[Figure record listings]
--------------------------------------------------

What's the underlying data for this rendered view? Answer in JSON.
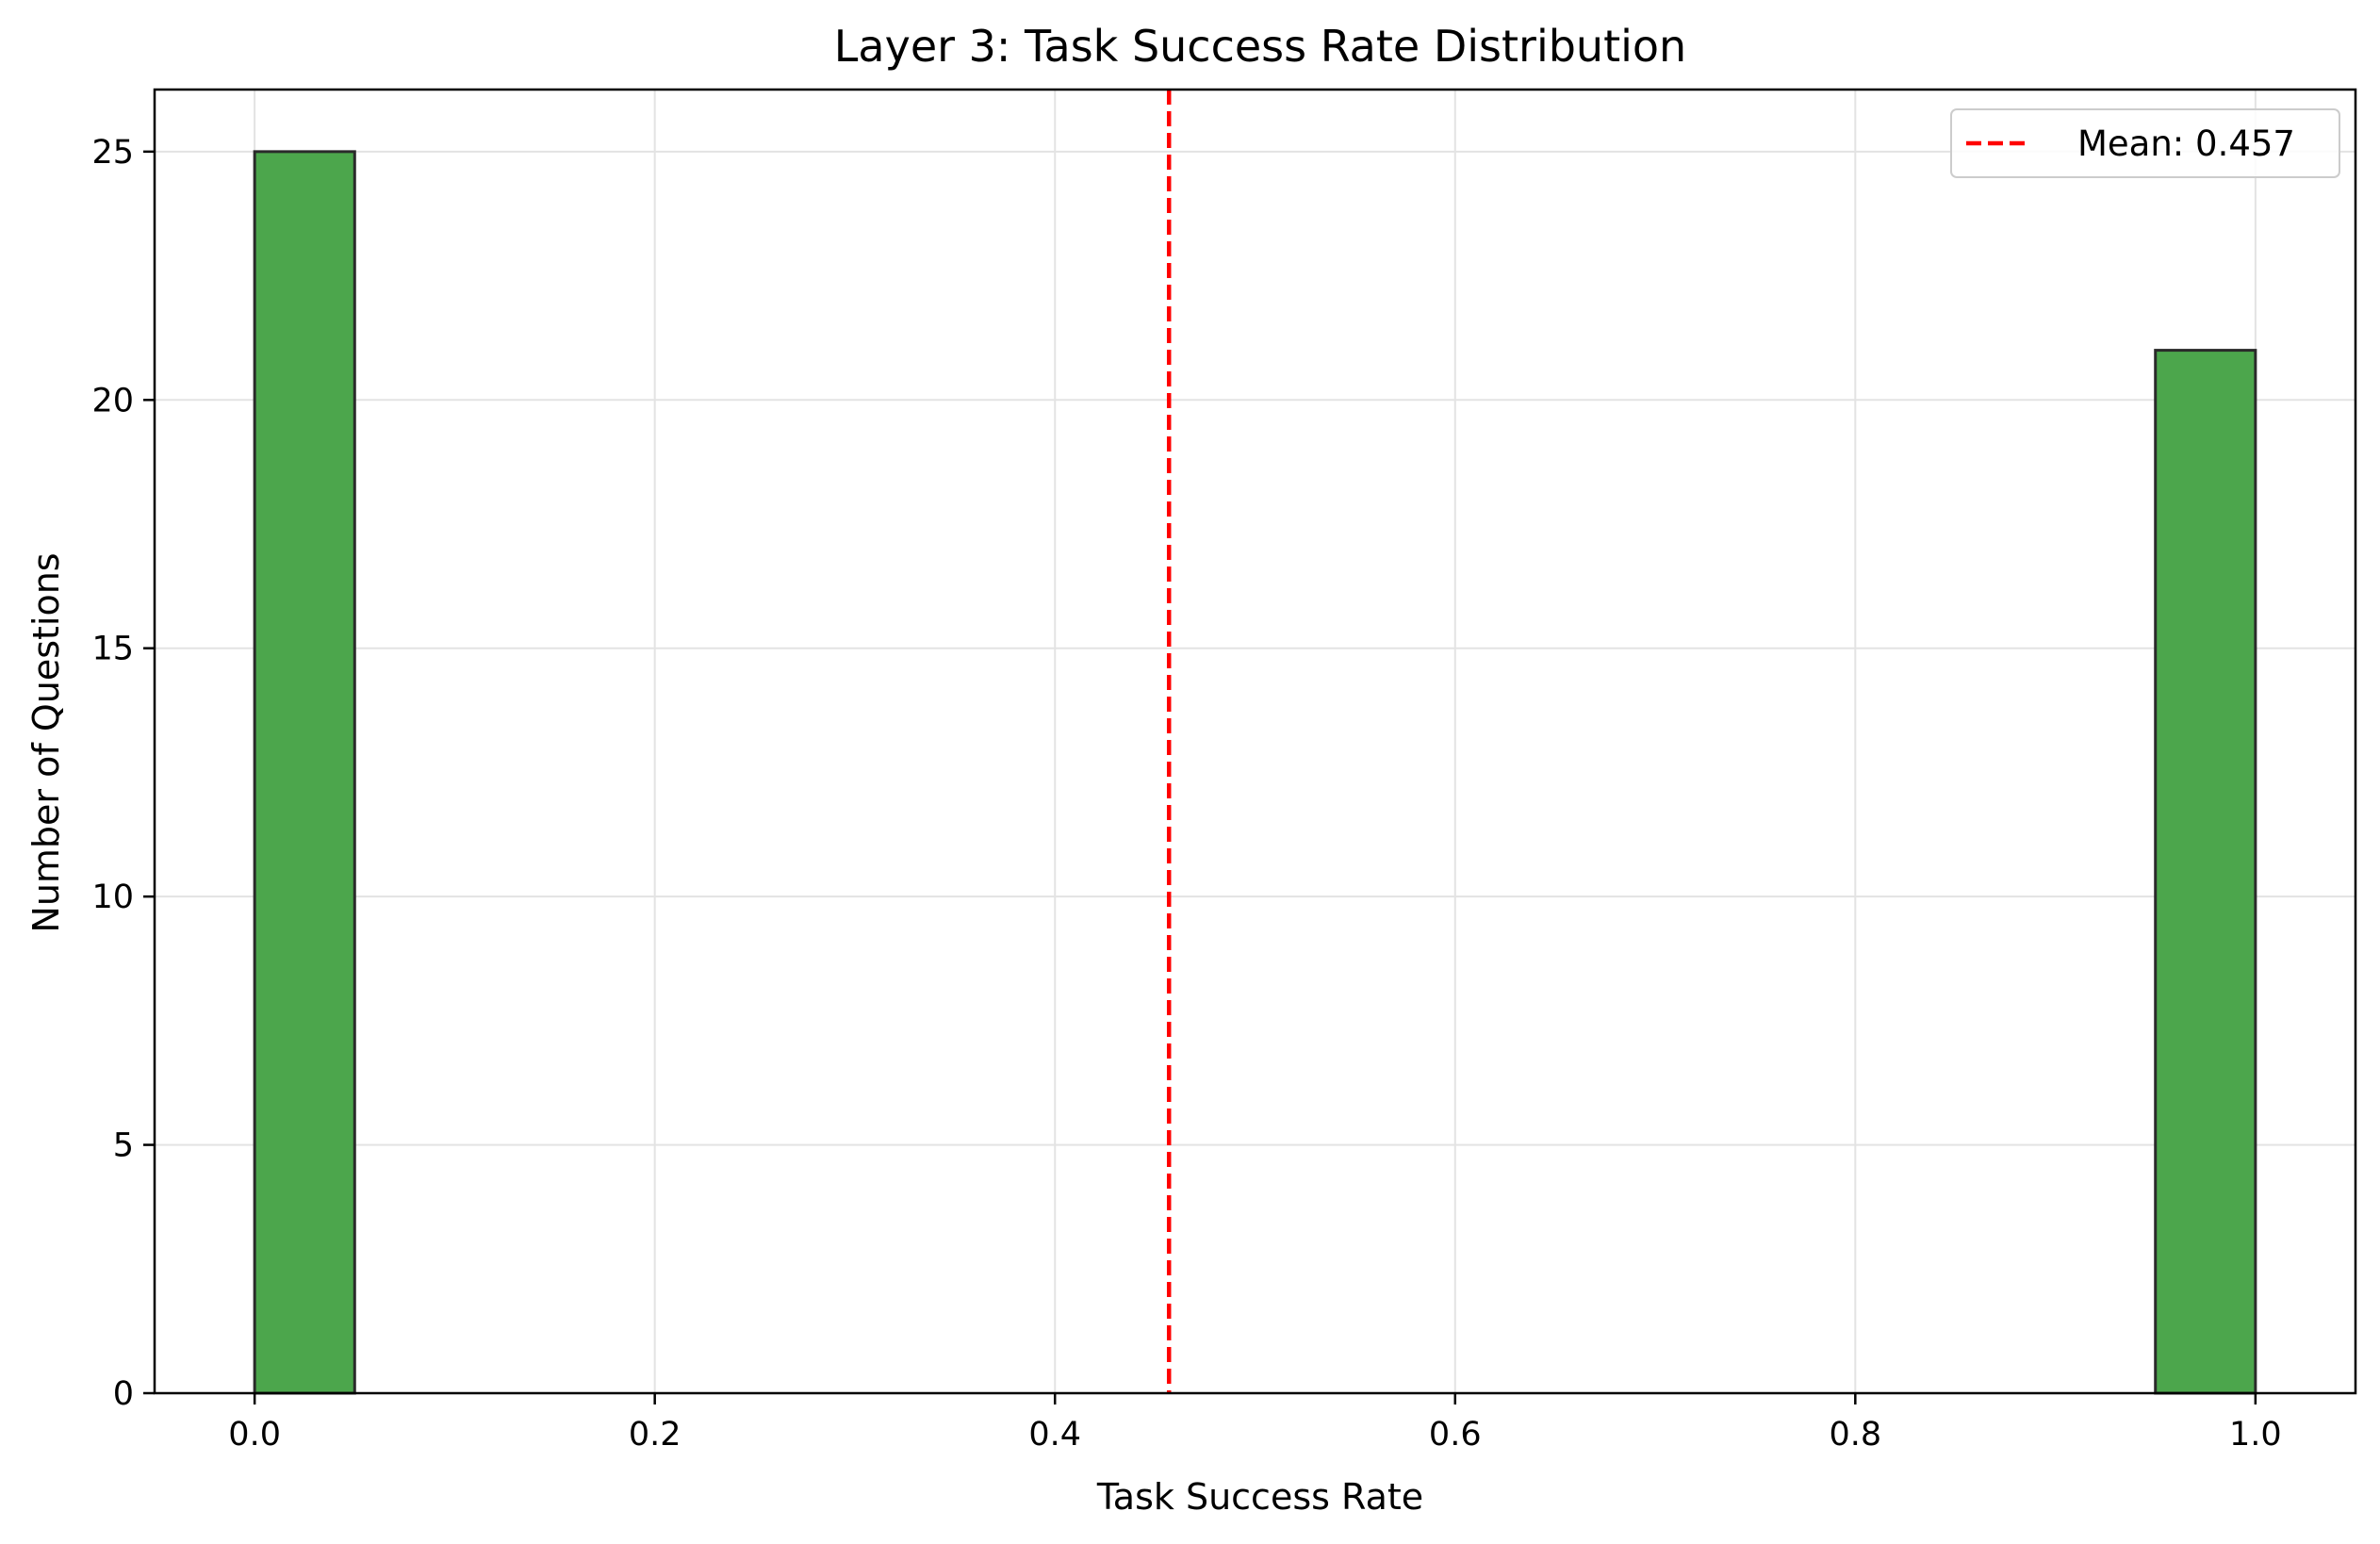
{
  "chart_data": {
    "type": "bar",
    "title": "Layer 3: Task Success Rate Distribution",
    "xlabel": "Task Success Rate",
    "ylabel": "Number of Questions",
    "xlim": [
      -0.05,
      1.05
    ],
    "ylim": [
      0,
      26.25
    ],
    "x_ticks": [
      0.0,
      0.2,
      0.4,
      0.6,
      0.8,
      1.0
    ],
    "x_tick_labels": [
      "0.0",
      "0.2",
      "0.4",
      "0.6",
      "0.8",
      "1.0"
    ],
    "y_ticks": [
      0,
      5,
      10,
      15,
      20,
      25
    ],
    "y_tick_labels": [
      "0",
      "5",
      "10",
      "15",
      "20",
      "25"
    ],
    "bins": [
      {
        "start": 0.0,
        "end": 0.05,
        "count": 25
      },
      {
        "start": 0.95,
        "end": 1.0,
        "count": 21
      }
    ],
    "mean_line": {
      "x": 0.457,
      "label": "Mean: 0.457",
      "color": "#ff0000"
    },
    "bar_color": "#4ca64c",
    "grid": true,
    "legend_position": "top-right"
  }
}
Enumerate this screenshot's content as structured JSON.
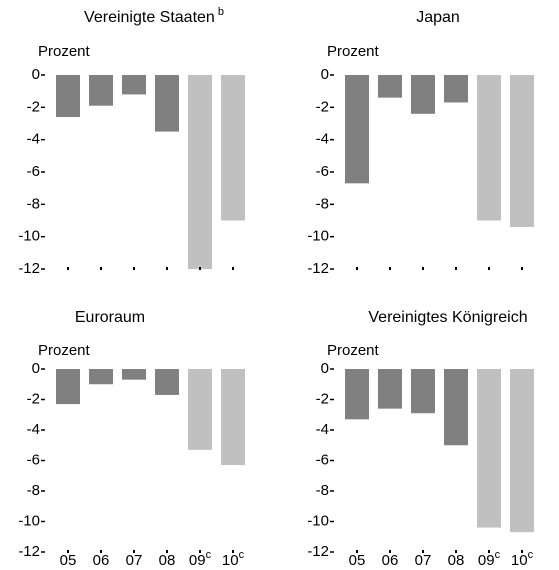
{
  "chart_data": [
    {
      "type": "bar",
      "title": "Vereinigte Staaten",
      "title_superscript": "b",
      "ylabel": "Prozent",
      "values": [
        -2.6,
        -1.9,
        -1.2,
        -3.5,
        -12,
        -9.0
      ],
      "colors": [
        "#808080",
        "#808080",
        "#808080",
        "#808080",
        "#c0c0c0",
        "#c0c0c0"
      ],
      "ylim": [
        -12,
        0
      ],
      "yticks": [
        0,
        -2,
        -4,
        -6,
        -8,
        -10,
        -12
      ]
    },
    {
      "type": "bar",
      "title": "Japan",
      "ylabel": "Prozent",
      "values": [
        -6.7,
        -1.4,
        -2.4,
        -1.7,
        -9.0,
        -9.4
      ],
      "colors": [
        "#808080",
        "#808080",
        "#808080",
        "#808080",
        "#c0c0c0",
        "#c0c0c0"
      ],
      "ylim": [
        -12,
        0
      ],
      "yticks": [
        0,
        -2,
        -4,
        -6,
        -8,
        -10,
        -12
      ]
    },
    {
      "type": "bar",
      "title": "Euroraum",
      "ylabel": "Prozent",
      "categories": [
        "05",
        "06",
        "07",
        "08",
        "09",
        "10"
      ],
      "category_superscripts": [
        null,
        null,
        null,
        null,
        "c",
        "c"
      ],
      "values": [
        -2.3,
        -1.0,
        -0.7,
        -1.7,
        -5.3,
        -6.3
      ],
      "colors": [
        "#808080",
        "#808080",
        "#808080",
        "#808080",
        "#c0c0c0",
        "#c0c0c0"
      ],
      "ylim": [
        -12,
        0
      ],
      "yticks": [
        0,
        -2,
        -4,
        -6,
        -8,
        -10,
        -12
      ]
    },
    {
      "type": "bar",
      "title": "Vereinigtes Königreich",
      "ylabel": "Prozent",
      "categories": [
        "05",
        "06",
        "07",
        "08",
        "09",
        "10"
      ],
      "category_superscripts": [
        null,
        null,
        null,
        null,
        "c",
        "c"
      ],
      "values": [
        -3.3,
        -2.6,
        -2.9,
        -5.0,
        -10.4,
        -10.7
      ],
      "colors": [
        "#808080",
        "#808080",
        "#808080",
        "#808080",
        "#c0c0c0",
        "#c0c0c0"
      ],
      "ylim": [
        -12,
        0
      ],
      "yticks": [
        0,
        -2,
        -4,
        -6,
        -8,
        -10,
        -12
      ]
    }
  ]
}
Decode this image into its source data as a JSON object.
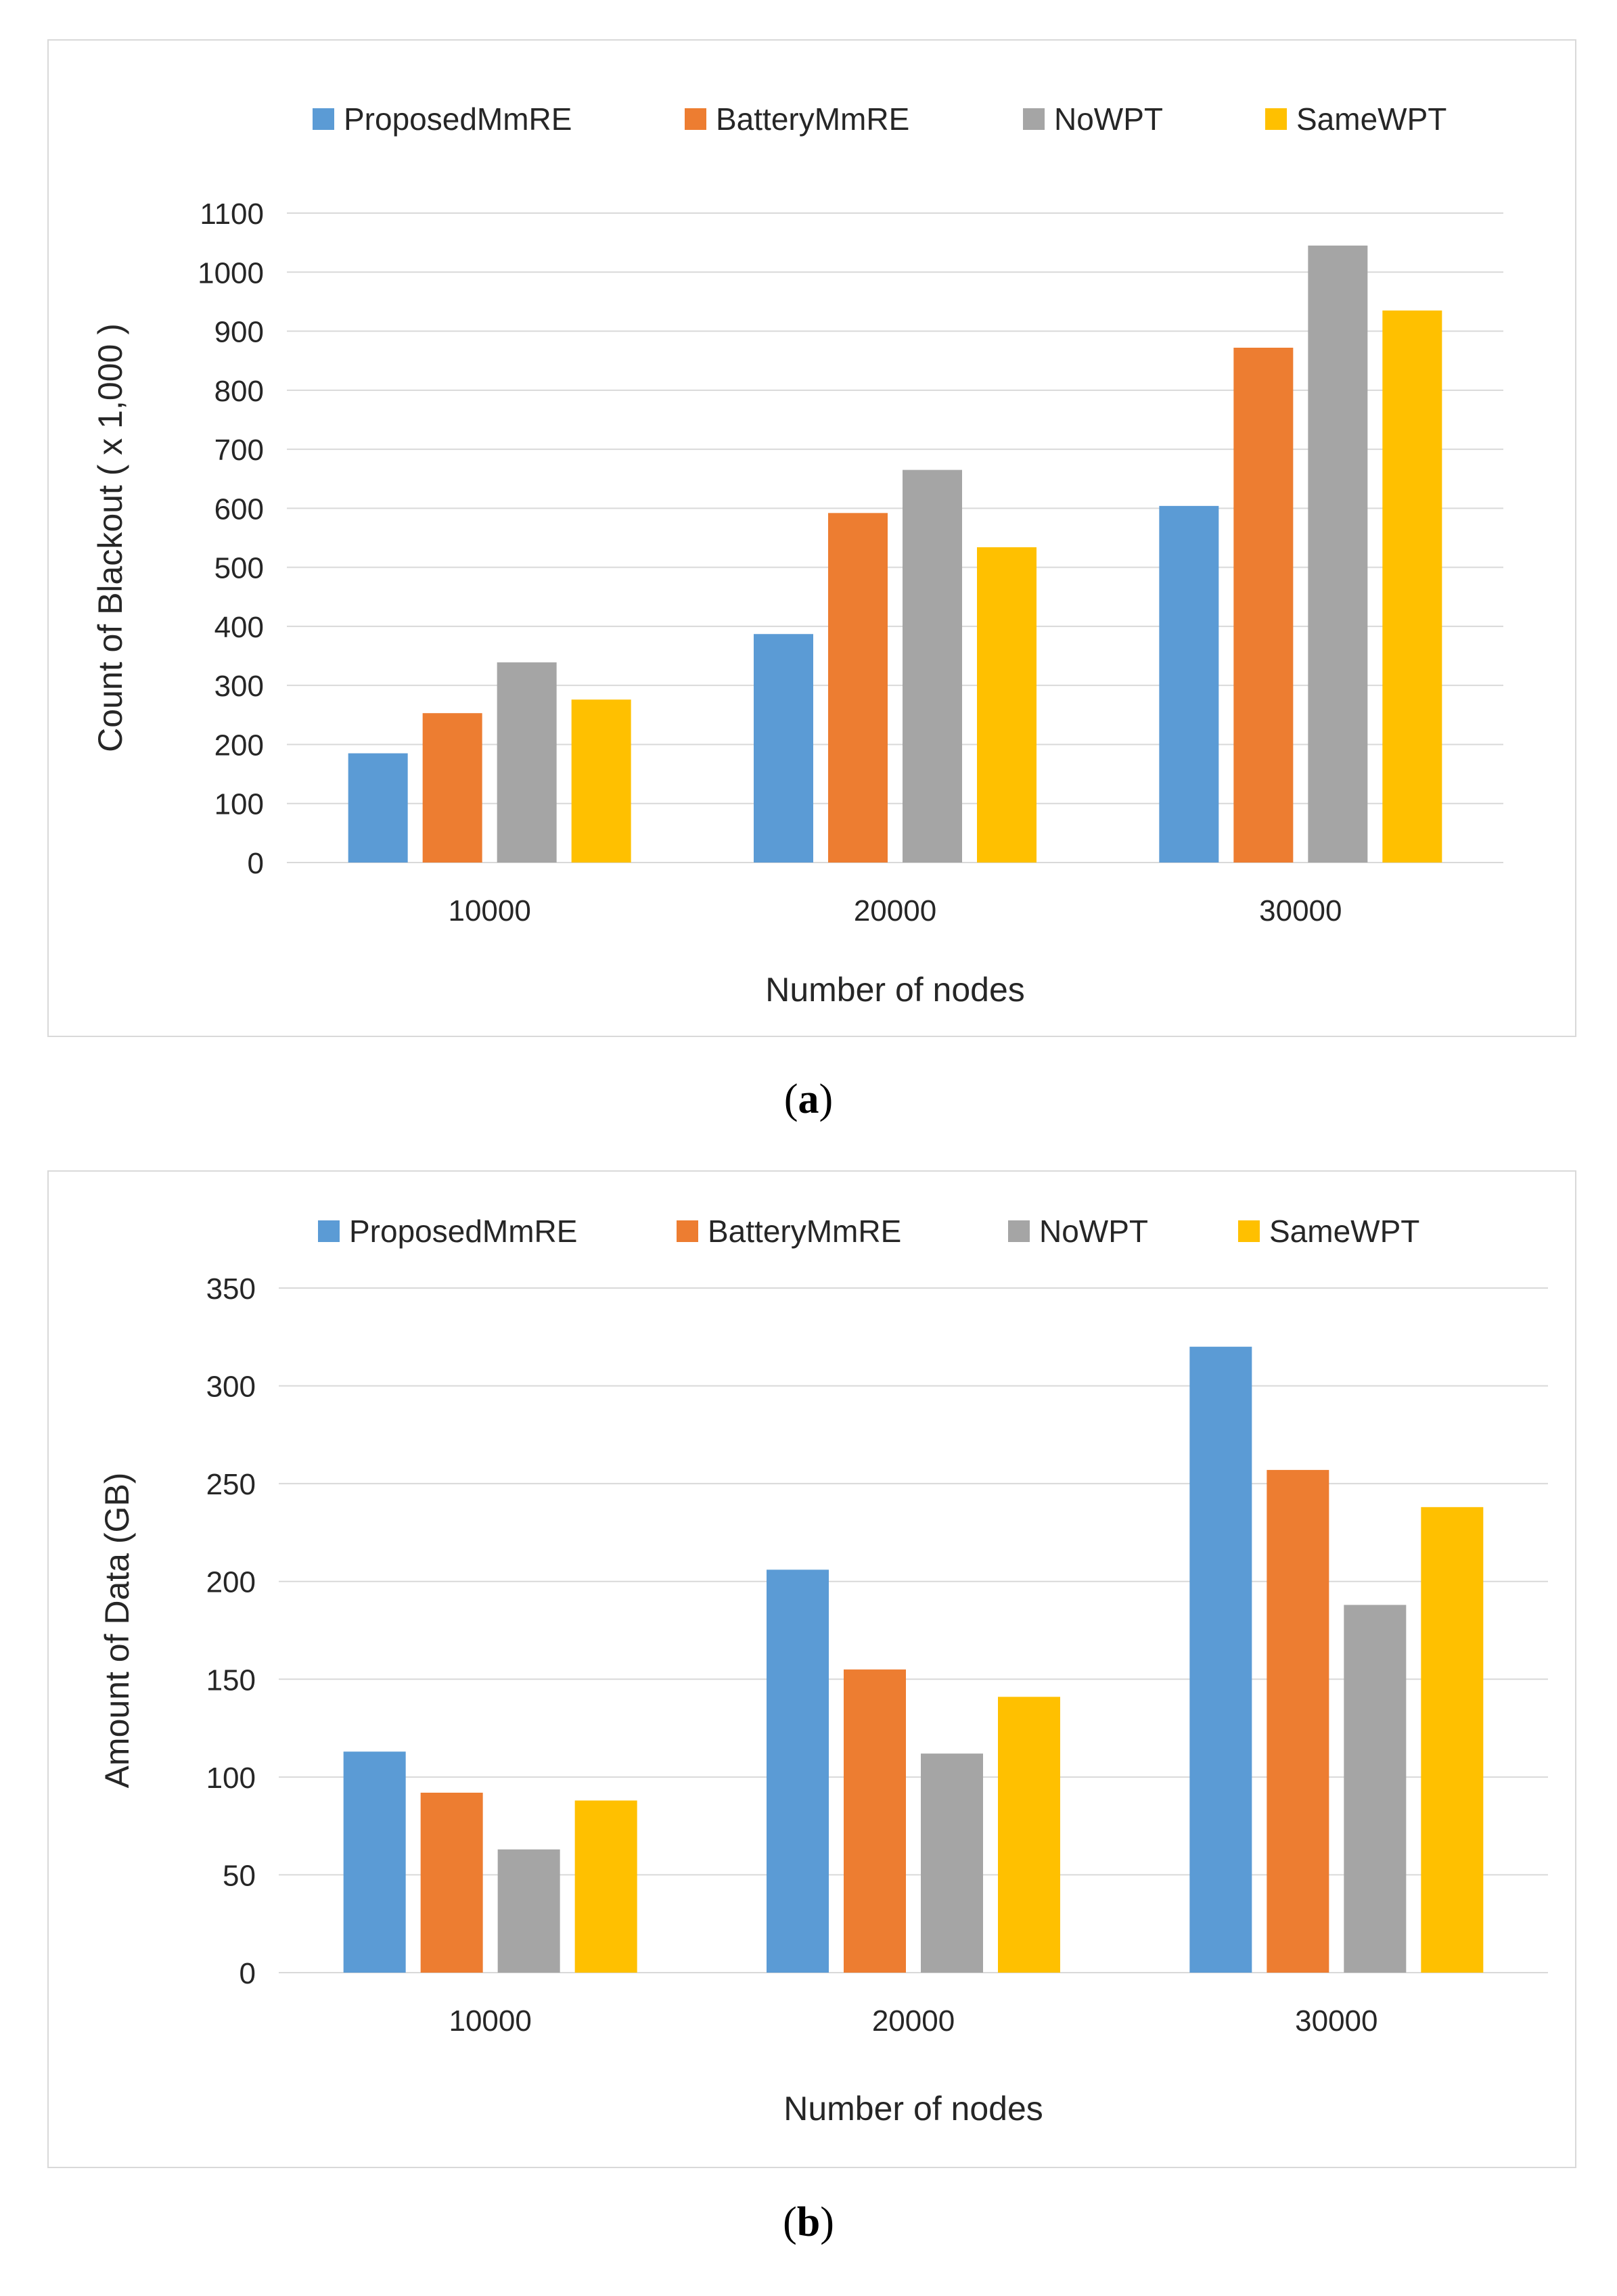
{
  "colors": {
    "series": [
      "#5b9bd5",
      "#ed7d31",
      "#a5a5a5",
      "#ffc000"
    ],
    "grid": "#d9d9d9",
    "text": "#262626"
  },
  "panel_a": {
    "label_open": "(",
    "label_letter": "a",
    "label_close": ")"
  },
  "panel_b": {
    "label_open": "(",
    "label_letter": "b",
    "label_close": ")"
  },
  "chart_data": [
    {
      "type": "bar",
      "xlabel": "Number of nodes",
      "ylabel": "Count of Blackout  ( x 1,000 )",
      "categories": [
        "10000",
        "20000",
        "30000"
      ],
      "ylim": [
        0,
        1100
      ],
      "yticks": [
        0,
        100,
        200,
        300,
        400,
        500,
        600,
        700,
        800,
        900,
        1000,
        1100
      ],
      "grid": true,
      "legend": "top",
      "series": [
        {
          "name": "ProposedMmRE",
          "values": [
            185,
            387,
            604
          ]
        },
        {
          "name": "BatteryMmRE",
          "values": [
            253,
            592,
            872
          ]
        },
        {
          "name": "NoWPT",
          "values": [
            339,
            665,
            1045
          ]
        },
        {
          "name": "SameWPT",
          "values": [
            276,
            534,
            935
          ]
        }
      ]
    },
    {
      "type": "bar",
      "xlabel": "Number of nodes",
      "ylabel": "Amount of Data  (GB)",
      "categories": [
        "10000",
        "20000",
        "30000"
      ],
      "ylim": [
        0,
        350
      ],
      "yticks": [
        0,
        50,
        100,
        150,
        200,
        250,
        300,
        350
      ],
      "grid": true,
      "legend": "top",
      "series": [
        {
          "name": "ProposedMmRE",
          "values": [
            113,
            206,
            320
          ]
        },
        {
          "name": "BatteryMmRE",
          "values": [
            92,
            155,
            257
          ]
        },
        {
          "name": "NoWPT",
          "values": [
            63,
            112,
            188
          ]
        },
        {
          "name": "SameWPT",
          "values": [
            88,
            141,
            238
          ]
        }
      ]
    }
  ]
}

--------------------------------------------------

WHAT TO DO - Copy out every line in the entries above that holds "Task".

EXERCISE RESPONSE -
    "title": "Layer 3: Task Success Rate Distribution",
    "xlabel": "Task Success Rate",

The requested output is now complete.